-- begin GIVEN ENTRIES --

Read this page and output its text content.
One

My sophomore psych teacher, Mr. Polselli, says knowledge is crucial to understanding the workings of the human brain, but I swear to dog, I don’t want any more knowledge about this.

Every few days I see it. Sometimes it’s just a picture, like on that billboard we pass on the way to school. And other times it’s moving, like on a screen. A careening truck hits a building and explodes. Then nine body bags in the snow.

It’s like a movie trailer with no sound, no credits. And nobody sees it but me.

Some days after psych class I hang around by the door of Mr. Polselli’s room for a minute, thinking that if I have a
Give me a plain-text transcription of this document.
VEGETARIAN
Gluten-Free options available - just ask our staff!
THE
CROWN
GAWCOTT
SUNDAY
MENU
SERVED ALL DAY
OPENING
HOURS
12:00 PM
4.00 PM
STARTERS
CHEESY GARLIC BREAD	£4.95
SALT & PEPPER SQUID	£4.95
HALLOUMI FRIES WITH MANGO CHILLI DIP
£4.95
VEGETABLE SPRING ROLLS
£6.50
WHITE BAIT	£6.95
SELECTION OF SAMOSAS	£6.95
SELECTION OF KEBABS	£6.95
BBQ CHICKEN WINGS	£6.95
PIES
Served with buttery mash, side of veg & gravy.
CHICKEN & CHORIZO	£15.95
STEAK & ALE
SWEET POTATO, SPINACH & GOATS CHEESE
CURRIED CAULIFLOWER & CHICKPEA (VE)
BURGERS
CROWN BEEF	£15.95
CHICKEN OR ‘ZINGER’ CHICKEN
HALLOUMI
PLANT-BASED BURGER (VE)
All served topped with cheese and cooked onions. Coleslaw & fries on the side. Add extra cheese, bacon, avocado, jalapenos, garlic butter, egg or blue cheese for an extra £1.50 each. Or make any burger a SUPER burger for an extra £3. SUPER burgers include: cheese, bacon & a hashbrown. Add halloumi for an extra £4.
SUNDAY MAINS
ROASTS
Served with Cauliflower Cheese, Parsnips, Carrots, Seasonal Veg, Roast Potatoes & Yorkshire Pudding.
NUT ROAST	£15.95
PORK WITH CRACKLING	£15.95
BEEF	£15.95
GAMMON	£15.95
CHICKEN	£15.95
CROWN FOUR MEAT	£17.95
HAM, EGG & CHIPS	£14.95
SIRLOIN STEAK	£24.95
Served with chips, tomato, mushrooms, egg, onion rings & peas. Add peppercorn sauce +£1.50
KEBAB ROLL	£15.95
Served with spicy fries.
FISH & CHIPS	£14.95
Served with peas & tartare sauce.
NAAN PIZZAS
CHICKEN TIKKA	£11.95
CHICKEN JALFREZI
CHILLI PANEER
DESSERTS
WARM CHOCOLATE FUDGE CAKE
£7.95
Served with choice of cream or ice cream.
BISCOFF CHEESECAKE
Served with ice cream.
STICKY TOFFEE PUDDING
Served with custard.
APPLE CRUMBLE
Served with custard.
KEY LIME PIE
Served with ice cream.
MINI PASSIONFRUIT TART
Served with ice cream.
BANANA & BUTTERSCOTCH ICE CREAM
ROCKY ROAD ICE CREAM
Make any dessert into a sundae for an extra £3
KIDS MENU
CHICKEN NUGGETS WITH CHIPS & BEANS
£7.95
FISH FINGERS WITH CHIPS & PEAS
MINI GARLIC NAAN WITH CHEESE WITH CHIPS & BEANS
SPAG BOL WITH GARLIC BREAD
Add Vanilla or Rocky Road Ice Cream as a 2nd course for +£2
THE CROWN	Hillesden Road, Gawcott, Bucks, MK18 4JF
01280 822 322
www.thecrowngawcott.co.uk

-- end GIVEN ENTRIES --

= GIVEN INSTRUCTION =
Retype the data exactly as given.

= OUTPUT BELOW =
Read this page and output its text content.
One

My sophomore psych teacher, Mr. Polselli, says knowledge is crucial to understanding the workings of the human brain, but I swear to dog, I don’t want any more knowledge about this.

Every few days I see it. Sometimes it’s just a picture, like on that billboard we pass on the way to school. And other times it’s moving, like on a screen. A careening truck hits a building and explodes. Then nine body bags in the snow.

It’s like a movie trailer with no sound, no credits. And nobody sees it but me.

Some days after psych class I hang around by the door of Mr. Polselli’s room for a minute, thinking that if I have a
Give me a plain-text transcription of this document.
VEGETARIAN
Gluten-Free options available - just ask our staff!
THE
CROWN
GAWCOTT
SUNDAY
MENU
SERVED ALL DAY
OPENING
HOURS
12:00 PM
4.00 PM
STARTERS
CHEESY GARLIC BREAD	£4.95
SALT & PEPPER SQUID	£4.95
HALLOUMI FRIES WITH MANGO CHILLI DIP
£4.95
VEGETABLE SPRING ROLLS
£6.50
WHITE BAIT	£6.95
SELECTION OF SAMOSAS	£6.95
SELECTION OF KEBABS	£6.95
BBQ CHICKEN WINGS	£6.95
PIES
Served with buttery mash, side of veg & gravy.
CHICKEN & CHORIZO	£15.95
STEAK & ALE
SWEET POTATO, SPINACH & GOATS CHEESE
CURRIED CAULIFLOWER & CHICKPEA (VE)
BURGERS
CROWN BEEF	£15.95
CHICKEN OR ‘ZINGER’ CHICKEN
HALLOUMI
PLANT-BASED BURGER (VE)
All served topped with cheese and cooked onions. Coleslaw & fries on the side. Add extra cheese, bacon, avocado, jalapenos, garlic butter, egg or blue cheese for an extra £1.50 each. Or make any burger a SUPER burger for an extra £3. SUPER burgers include: cheese, bacon & a hashbrown. Add halloumi for an extra £4.
SUNDAY MAINS
ROASTS
Served with Cauliflower Cheese, Parsnips, Carrots, Seasonal Veg, Roast Potatoes & Yorkshire Pudding.
NUT ROAST	£15.95
PORK WITH CRACKLING	£15.95
BEEF	£15.95
GAMMON	£15.95
CHICKEN	£15.95
CROWN FOUR MEAT	£17.95
HAM, EGG & CHIPS	£14.95
SIRLOIN STEAK	£24.95
Served with chips, tomato, mushrooms, egg, onion rings & peas. Add peppercorn sauce +£1.50
KEBAB ROLL	£15.95
Served with spicy fries.
FISH & CHIPS	£14.95
Served with peas & tartare sauce.
NAAN PIZZAS
CHICKEN TIKKA	£11.95
CHICKEN JALFREZI
CHILLI PANEER
DESSERTS
WARM CHOCOLATE FUDGE CAKE
£7.95
Served with choice of cream or ice cream.
BISCOFF CHEESECAKE
Served with ice cream.
STICKY TOFFEE PUDDING
Served with custard.
APPLE CRUMBLE
Served with custard.
KEY LIME PIE
Served with ice cream.
MINI PASSIONFRUIT TART
Served with ice cream.
BANANA & BUTTERSCOTCH ICE CREAM
ROCKY ROAD ICE CREAM
Make any dessert into a sundae for an extra £3
KIDS MENU
CHICKEN NUGGETS WITH CHIPS & BEANS
£7.95
FISH FINGERS WITH CHIPS & PEAS
MINI GARLIC NAAN WITH CHEESE WITH CHIPS & BEANS
SPAG BOL WITH GARLIC BREAD
Add Vanilla or Rocky Road Ice Cream as a 2nd course for +£2
THE CROWN	Hillesden Road, Gawcott, Bucks, MK18 4JF
01280 822 322
www.thecrowngawcott.co.uk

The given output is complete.